What is required :: Count the lines below that contain the word "Treatment", and give only that number.

********

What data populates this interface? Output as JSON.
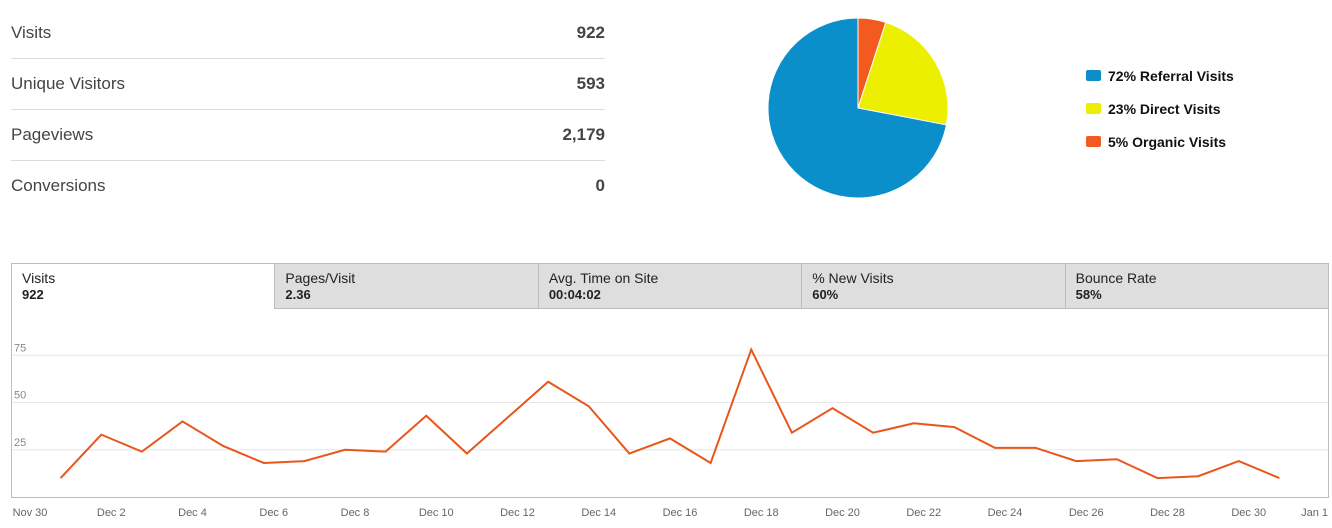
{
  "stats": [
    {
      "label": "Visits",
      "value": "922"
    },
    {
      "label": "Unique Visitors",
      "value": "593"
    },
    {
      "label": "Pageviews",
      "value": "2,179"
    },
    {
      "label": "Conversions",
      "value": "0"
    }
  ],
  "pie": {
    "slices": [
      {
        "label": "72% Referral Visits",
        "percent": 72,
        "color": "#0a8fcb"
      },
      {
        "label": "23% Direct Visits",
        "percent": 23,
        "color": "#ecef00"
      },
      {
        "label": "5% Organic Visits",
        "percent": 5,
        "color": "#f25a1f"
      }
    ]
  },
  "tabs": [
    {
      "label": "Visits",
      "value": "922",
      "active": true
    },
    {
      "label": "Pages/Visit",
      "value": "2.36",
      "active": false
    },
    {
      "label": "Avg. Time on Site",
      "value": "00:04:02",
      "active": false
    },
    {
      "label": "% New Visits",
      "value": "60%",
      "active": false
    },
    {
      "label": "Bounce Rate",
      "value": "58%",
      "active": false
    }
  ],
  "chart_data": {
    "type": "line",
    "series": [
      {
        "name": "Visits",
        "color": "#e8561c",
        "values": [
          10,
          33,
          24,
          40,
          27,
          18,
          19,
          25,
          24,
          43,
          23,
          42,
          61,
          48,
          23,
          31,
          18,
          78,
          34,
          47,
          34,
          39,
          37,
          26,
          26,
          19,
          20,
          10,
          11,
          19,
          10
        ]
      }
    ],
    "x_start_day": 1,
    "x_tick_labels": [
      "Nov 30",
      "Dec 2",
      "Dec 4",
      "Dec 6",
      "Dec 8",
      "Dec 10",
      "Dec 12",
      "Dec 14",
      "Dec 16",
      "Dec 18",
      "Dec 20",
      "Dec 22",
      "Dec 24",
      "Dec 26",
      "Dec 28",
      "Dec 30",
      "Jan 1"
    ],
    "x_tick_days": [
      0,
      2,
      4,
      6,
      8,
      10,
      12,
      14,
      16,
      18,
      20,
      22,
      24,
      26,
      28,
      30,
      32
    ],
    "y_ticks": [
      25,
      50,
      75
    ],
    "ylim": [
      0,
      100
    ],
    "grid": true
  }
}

********

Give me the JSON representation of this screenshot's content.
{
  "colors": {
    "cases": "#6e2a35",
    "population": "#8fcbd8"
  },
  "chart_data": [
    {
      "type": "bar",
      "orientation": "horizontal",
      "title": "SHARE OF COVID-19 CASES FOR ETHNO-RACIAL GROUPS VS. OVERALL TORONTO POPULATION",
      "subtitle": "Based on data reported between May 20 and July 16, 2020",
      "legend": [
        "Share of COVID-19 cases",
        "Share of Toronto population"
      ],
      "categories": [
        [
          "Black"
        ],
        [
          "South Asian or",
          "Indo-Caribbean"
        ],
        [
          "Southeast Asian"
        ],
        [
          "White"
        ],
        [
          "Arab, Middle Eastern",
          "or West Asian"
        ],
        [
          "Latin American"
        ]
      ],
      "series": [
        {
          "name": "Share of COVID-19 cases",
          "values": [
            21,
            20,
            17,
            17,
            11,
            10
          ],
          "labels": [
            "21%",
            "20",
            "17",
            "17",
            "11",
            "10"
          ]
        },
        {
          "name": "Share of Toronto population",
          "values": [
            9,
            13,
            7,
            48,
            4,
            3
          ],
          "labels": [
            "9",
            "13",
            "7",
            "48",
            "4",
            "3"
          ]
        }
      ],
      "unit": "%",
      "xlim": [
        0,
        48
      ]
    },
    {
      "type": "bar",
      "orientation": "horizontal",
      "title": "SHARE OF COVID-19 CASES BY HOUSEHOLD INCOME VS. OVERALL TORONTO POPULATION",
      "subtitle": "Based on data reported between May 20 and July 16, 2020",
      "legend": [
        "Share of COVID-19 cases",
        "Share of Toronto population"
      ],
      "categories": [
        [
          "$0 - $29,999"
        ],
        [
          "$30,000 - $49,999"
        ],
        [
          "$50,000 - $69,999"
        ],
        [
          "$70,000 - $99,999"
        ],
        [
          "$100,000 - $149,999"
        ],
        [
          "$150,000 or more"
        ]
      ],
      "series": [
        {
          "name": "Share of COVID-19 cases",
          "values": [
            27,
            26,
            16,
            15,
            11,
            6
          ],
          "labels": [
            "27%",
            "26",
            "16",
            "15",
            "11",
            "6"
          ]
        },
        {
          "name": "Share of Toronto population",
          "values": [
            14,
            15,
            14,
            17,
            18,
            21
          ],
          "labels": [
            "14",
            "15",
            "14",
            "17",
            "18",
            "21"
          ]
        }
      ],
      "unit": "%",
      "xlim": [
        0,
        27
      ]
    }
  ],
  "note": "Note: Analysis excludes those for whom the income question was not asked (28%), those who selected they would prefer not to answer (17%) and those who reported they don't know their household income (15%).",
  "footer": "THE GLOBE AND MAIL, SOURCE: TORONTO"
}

********

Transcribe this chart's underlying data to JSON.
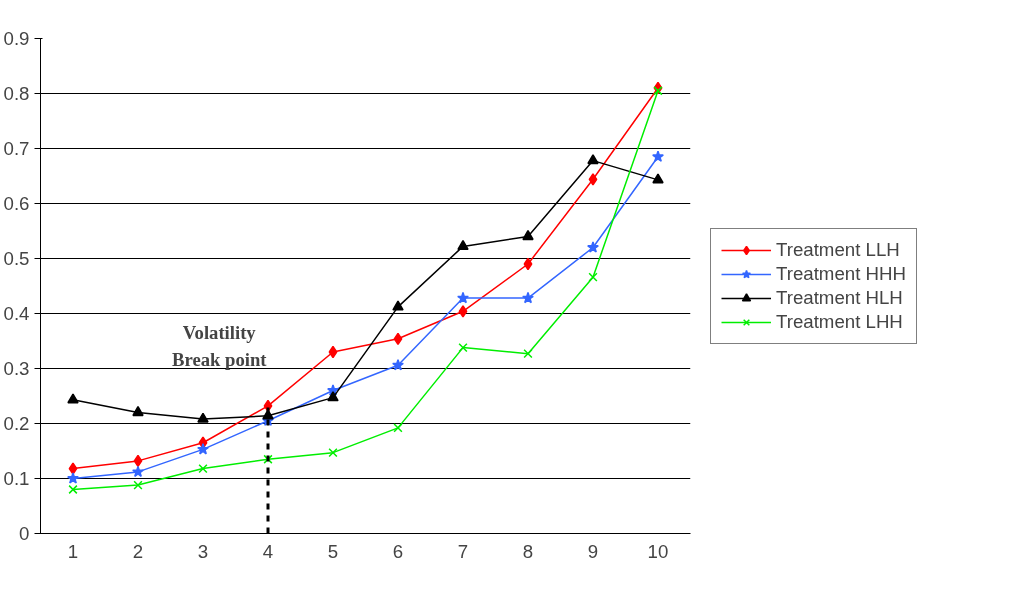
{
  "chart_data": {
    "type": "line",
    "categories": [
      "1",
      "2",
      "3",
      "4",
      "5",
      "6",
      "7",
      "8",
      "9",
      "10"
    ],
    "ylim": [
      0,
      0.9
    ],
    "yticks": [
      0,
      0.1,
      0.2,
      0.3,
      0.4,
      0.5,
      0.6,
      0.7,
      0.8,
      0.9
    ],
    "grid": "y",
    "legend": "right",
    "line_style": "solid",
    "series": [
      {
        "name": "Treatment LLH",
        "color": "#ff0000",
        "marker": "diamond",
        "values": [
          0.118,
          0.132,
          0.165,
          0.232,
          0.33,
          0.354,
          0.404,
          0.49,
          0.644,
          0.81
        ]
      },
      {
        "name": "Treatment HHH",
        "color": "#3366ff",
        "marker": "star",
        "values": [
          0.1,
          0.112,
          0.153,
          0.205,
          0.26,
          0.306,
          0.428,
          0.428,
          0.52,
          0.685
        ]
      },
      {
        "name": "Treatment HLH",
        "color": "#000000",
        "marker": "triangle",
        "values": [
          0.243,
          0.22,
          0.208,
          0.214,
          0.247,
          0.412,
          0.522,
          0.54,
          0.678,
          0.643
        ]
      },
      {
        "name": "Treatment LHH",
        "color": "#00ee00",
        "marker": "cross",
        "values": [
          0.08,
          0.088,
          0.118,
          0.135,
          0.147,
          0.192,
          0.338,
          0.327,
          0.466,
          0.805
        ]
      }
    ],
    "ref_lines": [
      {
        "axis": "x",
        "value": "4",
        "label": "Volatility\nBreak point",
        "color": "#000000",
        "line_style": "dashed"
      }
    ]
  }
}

********

Written reply :: 4